- Data to process -

- - - - -

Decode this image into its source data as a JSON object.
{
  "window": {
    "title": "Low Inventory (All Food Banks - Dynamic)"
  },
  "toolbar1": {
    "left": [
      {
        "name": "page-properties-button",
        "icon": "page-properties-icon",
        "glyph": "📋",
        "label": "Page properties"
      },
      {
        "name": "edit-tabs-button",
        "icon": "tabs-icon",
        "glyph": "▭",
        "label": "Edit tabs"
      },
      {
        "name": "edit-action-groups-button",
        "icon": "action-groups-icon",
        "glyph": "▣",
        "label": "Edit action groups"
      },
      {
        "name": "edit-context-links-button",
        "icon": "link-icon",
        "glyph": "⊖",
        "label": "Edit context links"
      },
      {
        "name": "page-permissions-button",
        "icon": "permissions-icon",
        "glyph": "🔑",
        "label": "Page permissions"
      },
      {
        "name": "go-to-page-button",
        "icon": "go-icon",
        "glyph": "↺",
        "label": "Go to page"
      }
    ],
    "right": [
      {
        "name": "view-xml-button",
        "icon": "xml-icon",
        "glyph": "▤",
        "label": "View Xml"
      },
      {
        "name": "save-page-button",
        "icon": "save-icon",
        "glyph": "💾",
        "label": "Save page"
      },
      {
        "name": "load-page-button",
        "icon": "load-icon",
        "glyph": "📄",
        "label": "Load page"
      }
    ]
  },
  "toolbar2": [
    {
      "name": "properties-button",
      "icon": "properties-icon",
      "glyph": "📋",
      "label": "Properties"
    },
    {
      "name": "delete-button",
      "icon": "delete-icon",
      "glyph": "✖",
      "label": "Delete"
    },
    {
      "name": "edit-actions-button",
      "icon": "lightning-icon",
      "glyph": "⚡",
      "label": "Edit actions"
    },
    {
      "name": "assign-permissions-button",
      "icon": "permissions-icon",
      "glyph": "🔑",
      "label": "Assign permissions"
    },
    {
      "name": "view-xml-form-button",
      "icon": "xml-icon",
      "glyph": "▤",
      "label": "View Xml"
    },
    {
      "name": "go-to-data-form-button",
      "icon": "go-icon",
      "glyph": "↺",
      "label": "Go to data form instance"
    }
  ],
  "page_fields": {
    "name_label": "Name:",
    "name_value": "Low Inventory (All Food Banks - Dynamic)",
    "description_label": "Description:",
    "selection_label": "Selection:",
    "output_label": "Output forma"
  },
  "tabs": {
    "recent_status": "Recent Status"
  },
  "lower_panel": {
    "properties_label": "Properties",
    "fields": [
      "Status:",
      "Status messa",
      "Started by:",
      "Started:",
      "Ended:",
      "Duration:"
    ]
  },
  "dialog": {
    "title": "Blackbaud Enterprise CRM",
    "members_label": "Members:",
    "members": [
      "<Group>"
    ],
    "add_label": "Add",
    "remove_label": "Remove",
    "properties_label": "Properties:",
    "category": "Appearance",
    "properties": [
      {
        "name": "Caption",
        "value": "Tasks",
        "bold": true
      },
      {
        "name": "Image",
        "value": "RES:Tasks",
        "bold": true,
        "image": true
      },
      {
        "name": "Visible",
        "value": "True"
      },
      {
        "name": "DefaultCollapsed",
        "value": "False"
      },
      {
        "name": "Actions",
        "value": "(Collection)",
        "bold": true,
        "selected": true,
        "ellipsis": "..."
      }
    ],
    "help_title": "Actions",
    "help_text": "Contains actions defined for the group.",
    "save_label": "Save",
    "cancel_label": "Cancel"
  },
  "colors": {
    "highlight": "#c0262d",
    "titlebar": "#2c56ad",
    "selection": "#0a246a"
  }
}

- - - - -

- What you should do -
Reproduce the material precisely, including every line.

- Result -
Decode this image into its source data as a JSON object.
{
  "window": {
    "title": "Low Inventory (All Food Banks - Dynamic)"
  },
  "toolbar1": {
    "left": [
      {
        "name": "page-properties-button",
        "icon": "page-properties-icon",
        "glyph": "📋",
        "label": "Page properties"
      },
      {
        "name": "edit-tabs-button",
        "icon": "tabs-icon",
        "glyph": "▭",
        "label": "Edit tabs"
      },
      {
        "name": "edit-action-groups-button",
        "icon": "action-groups-icon",
        "glyph": "▣",
        "label": "Edit action groups"
      },
      {
        "name": "edit-context-links-button",
        "icon": "link-icon",
        "glyph": "⊖",
        "label": "Edit context links"
      },
      {
        "name": "page-permissions-button",
        "icon": "permissions-icon",
        "glyph": "🔑",
        "label": "Page permissions"
      },
      {
        "name": "go-to-page-button",
        "icon": "go-icon",
        "glyph": "↺",
        "label": "Go to page"
      }
    ],
    "right": [
      {
        "name": "view-xml-button",
        "icon": "xml-icon",
        "glyph": "▤",
        "label": "View Xml"
      },
      {
        "name": "save-page-button",
        "icon": "save-icon",
        "glyph": "💾",
        "label": "Save page"
      },
      {
        "name": "load-page-button",
        "icon": "load-icon",
        "glyph": "📄",
        "label": "Load page"
      }
    ]
  },
  "toolbar2": [
    {
      "name": "properties-button",
      "icon": "properties-icon",
      "glyph": "📋",
      "label": "Properties"
    },
    {
      "name": "delete-button",
      "icon": "delete-icon",
      "glyph": "✖",
      "label": "Delete"
    },
    {
      "name": "edit-actions-button",
      "icon": "lightning-icon",
      "glyph": "⚡",
      "label": "Edit actions"
    },
    {
      "name": "assign-permissions-button",
      "icon": "permissions-icon",
      "glyph": "🔑",
      "label": "Assign permissions"
    },
    {
      "name": "view-xml-form-button",
      "icon": "xml-icon",
      "glyph": "▤",
      "label": "View Xml"
    },
    {
      "name": "go-to-data-form-button",
      "icon": "go-icon",
      "glyph": "↺",
      "label": "Go to data form instance"
    }
  ],
  "page_fields": {
    "name_label": "Name:",
    "name_value": "Low Inventory (All Food Banks - Dynamic)",
    "description_label": "Description:",
    "selection_label": "Selection:",
    "output_label": "Output forma"
  },
  "tabs": {
    "recent_status": "Recent Status"
  },
  "lower_panel": {
    "properties_label": "Properties",
    "fields": [
      "Status:",
      "Status messa",
      "Started by:",
      "Started:",
      "Ended:",
      "Duration:"
    ]
  },
  "dialog": {
    "title": "Blackbaud Enterprise CRM",
    "members_label": "Members:",
    "members": [
      "<Group>"
    ],
    "add_label": "Add",
    "remove_label": "Remove",
    "properties_label": "Properties:",
    "category": "Appearance",
    "properties": [
      {
        "name": "Caption",
        "value": "Tasks",
        "bold": true
      },
      {
        "name": "Image",
        "value": "RES:Tasks",
        "bold": true,
        "image": true
      },
      {
        "name": "Visible",
        "value": "True"
      },
      {
        "name": "DefaultCollapsed",
        "value": "False"
      },
      {
        "name": "Actions",
        "value": "(Collection)",
        "bold": true,
        "selected": true,
        "ellipsis": "..."
      }
    ],
    "help_title": "Actions",
    "help_text": "Contains actions defined for the group.",
    "save_label": "Save",
    "cancel_label": "Cancel"
  },
  "colors": {
    "highlight": "#c0262d",
    "titlebar": "#2c56ad",
    "selection": "#0a246a"
  }
}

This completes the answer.